§ **Description of the task**: Repeat every line exactly, keeping the pictures out of the copy.
★ ★ ★ ★
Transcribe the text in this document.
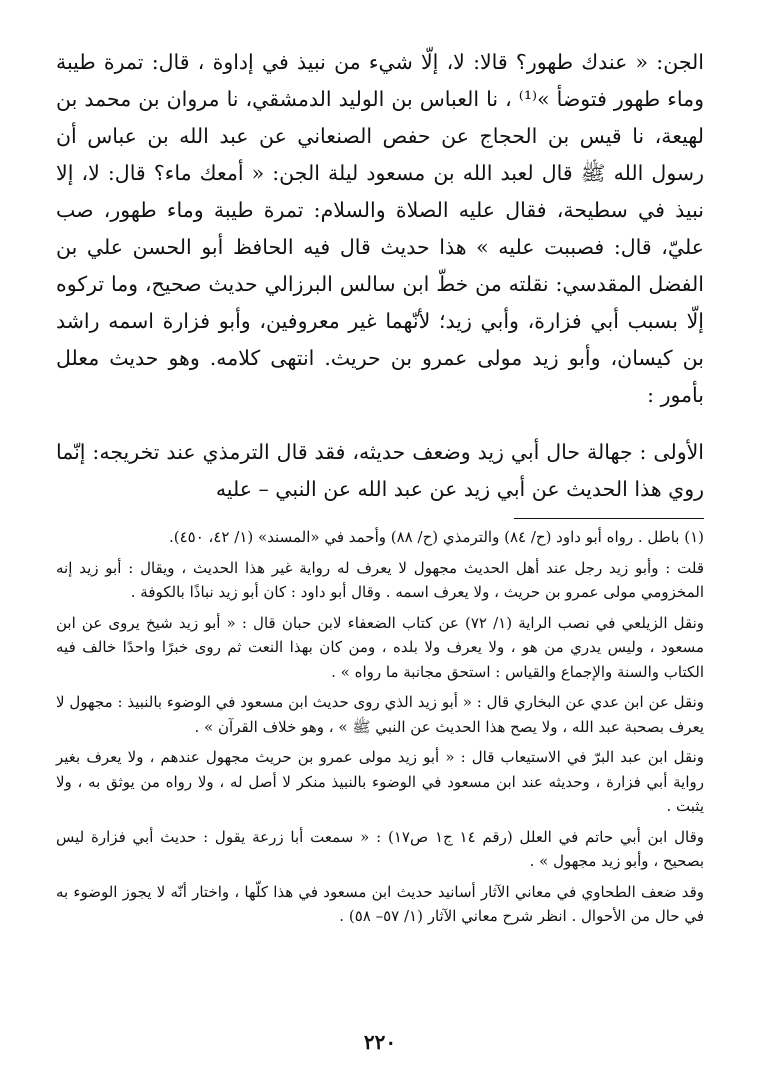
الجن: « عندك طهور؟ قالا: لا، إلّا شيء من نبيذ في إداوة ، قال: تمرة طيبة وماء طهور فتوضأ »⁽¹⁾ ، نا العباس بن الوليد الدمشقي، نا مروان بن محمد بن لهيعة، نا قيس بن الحجاج عن حفص الصنعاني عن عبد الله بن عباس أن رسول الله ﷺ قال لعبد الله بن مسعود ليلة الجن: « أمعك ماء؟ قال: لا، إلا نبيذ في سطيحة، فقال عليه الصلاة والسلام: تمرة طيبة وماء طهور، صب عليّ، قال: فصببت عليه » هذا حديث قال فيه الحافظ أبو الحسن علي بن الفضل المقدسي: نقلته من خطّ ابن سالس البرزالي حديث صحيح، وما تركوه إلّا بسبب أبي فزارة، وأبي زيد؛ لأنّهما غير معروفين، وأبو فزارة اسمه راشد بن كيسان، وأبو زيد مولى عمرو بن حريث. انتهى كلامه. وهو حديث معلل بأمور :

الأولى : جهالة حال أبي زيد وضعف حديثه، فقد قال الترمذي عند تخريجه: إنّما روي هذا الحديث عن أبي زيد عن عبد الله عن النبي – عليه

(١) باطل . رواه أبو داود (ح/ ٨٤) والترمذي (ح/ ٨٨) وأحمد في «المسند» (١/ ٤٢، ٤٥٠).

قلت : وأبو زيد رجل عند أهل الحديث مجهول لا يعرف له رواية غير هذا الحديث ، ويقال : أبو زيد إنه المخزومي مولى عمرو بن حريث ، ولا يعرف اسمه . وقال أبو داود : كان أبو زيد نباذًا بالكوفة .

ونقل الزيلعي في نصب الراية (١/ ٧٢) عن كتاب الضعفاء لابن حبان قال : « أبو زيد شيخ يروى عن ابن مسعود ، وليس يدري من هو ، ولا يعرف ولا بلده ، ومن كان بهذا النعت ثم روى خبرًا واحدًا خالف فيه الكتاب والسنة والإجماع والقياس : استحق مجانبة ما رواه » .

ونقل عن ابن عدي عن البخاري قال : « أبو زيد الذي روى حديث ابن مسعود في الوضوء بالنبيذ : مجهول لا يعرف بصحبة عبد الله ، ولا يصح هذا الحديث عن النبي ﷺ » ، وهو خلاف القرآن » .

ونقل ابن عبد البرّ في الاستيعاب قال : « أبو زيد مولى عمرو بن حريث مجهول عندهم ، ولا يعرف بغير رواية أبي فزارة ، وحديثه عند ابن مسعود في الوضوء بالنبيذ منكر لا أصل له ، ولا رواه من يوثق به ، ولا يثبت .

وقال ابن أبي حاتم في العلل (رقم ١٤ ج١ ص١٧) : « سمعت أبا زرعة يقول : حديث أبي فزارة ليس بصحيح ، وأبو زيد مجهول » .

وقد ضعف الطحاوي في معاني الآثار أسانيد حديث ابن مسعود في هذا كلّها ، واختار أنّه لا يجوز الوضوء به في حال من الأحوال . انظر شرح معاني الآثار (١/ ٥٧– ٥٨) .

٢٢٠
★ ★ ★ ★
§ **Output of the task**:
Transcribe the text in this document.
الجن: « عندك طهور؟ قالا: لا، إلّا شيء من نبيذ في إداوة ، قال: تمرة طيبة وماء طهور فتوضأ »⁽¹⁾ ، نا العباس بن الوليد الدمشقي، نا مروان بن محمد بن لهيعة، نا قيس بن الحجاج عن حفص الصنعاني عن عبد الله بن عباس أن رسول الله ﷺ قال لعبد الله بن مسعود ليلة الجن: « أمعك ماء؟ قال: لا، إلا نبيذ في سطيحة، فقال عليه الصلاة والسلام: تمرة طيبة وماء طهور، صب عليّ، قال: فصببت عليه » هذا حديث قال فيه الحافظ أبو الحسن علي بن الفضل المقدسي: نقلته من خطّ ابن سالس البرزالي حديث صحيح، وما تركوه إلّا بسبب أبي فزارة، وأبي زيد؛ لأنّهما غير معروفين، وأبو فزارة اسمه راشد بن كيسان، وأبو زيد مولى عمرو بن حريث. انتهى كلامه. وهو حديث معلل بأمور :

الأولى : جهالة حال أبي زيد وضعف حديثه، فقد قال الترمذي عند تخريجه: إنّما روي هذا الحديث عن أبي زيد عن عبد الله عن النبي – عليه

(١) باطل . رواه أبو داود (ح/ ٨٤) والترمذي (ح/ ٨٨) وأحمد في «المسند» (١/ ٤٢، ٤٥٠).

قلت : وأبو زيد رجل عند أهل الحديث مجهول لا يعرف له رواية غير هذا الحديث ، ويقال : أبو زيد إنه المخزومي مولى عمرو بن حريث ، ولا يعرف اسمه . وقال أبو داود : كان أبو زيد نباذًا بالكوفة .

ونقل الزيلعي في نصب الراية (١/ ٧٢) عن كتاب الضعفاء لابن حبان قال : « أبو زيد شيخ يروى عن ابن مسعود ، وليس يدري من هو ، ولا يعرف ولا بلده ، ومن كان بهذا النعت ثم روى خبرًا واحدًا خالف فيه الكتاب والسنة والإجماع والقياس : استحق مجانبة ما رواه » .

ونقل عن ابن عدي عن البخاري قال : « أبو زيد الذي روى حديث ابن مسعود في الوضوء بالنبيذ : مجهول لا يعرف بصحبة عبد الله ، ولا يصح هذا الحديث عن النبي ﷺ » ، وهو خلاف القرآن » .

ونقل ابن عبد البرّ في الاستيعاب قال : « أبو زيد مولى عمرو بن حريث مجهول عندهم ، ولا يعرف بغير رواية أبي فزارة ، وحديثه عند ابن مسعود في الوضوء بالنبيذ منكر لا أصل له ، ولا رواه من يوثق به ، ولا يثبت .

وقال ابن أبي حاتم في العلل (رقم ١٤ ج١ ص١٧) : « سمعت أبا زرعة يقول : حديث أبي فزارة ليس بصحيح ، وأبو زيد مجهول » .

وقد ضعف الطحاوي في معاني الآثار أسانيد حديث ابن مسعود في هذا كلّها ، واختار أنّه لا يجوز الوضوء به في حال من الأحوال . انظر شرح معاني الآثار (١/ ٥٧– ٥٨) .

٢٢٠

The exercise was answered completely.